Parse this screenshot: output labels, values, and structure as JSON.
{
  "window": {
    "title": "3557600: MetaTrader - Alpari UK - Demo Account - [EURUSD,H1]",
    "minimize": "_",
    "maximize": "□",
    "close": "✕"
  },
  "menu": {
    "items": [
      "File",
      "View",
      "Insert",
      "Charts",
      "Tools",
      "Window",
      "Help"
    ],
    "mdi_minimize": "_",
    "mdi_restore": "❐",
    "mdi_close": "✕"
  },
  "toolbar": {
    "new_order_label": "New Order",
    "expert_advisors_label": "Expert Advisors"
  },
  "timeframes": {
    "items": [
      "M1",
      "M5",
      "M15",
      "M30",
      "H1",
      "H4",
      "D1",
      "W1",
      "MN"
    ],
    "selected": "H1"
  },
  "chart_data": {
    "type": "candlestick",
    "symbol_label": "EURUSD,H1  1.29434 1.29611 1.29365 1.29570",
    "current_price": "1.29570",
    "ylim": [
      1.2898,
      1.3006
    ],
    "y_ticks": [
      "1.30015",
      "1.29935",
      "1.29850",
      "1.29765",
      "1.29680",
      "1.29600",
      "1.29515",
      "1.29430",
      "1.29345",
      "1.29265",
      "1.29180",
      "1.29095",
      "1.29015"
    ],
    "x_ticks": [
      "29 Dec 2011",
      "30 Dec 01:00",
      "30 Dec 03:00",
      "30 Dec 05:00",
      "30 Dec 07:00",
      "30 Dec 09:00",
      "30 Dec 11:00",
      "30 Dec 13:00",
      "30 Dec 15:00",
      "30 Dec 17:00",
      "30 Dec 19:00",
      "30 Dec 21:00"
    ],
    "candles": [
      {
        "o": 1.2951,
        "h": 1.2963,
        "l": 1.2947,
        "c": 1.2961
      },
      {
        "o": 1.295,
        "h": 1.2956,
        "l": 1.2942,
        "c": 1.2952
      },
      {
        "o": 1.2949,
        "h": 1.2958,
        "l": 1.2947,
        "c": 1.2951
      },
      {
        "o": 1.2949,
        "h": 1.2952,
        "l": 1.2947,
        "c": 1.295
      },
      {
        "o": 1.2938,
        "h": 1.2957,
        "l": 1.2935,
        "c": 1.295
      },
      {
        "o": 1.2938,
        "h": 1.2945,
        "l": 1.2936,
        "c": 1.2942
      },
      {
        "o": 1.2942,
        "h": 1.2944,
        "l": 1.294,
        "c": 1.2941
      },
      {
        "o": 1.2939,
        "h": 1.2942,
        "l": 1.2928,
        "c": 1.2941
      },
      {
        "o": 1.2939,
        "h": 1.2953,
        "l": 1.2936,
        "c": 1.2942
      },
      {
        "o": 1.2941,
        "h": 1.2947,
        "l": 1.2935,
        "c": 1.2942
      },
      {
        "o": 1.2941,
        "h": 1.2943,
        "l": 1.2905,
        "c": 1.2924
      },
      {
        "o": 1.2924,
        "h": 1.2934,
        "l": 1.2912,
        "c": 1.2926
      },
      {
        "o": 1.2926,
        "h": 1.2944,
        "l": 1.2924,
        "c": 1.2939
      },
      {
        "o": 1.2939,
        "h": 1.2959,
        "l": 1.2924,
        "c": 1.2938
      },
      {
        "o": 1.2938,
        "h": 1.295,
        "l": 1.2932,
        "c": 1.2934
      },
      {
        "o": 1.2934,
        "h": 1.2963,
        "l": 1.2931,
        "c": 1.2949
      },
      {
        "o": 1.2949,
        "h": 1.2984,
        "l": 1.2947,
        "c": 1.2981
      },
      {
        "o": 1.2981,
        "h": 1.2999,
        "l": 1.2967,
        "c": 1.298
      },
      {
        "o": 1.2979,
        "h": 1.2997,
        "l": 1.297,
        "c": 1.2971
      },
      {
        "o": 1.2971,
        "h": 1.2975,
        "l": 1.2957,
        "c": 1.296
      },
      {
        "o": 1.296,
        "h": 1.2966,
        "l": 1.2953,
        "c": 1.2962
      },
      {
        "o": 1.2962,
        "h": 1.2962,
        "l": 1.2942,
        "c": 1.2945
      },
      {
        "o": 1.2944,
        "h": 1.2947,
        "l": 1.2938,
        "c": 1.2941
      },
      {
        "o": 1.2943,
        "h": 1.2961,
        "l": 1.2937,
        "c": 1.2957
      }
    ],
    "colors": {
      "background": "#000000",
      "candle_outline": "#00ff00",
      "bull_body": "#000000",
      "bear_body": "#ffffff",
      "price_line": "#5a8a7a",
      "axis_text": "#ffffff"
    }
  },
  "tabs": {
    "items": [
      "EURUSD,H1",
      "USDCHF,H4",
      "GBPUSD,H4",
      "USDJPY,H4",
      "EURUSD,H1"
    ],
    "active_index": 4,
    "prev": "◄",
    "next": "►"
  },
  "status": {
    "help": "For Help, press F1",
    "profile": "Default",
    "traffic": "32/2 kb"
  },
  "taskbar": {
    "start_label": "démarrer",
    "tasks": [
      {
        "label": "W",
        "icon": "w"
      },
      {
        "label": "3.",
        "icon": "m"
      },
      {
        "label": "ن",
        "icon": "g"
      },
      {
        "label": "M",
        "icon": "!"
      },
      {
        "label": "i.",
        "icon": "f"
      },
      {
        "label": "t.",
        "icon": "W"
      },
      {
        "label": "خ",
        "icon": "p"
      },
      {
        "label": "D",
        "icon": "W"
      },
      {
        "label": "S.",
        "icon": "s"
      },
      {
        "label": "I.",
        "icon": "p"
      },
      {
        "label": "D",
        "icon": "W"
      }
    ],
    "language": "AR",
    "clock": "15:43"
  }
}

WHAT TO PRODUCE -> A number is the only answer here: how many lines of the material above contain "icon"?

FULL SOLUTION -> 11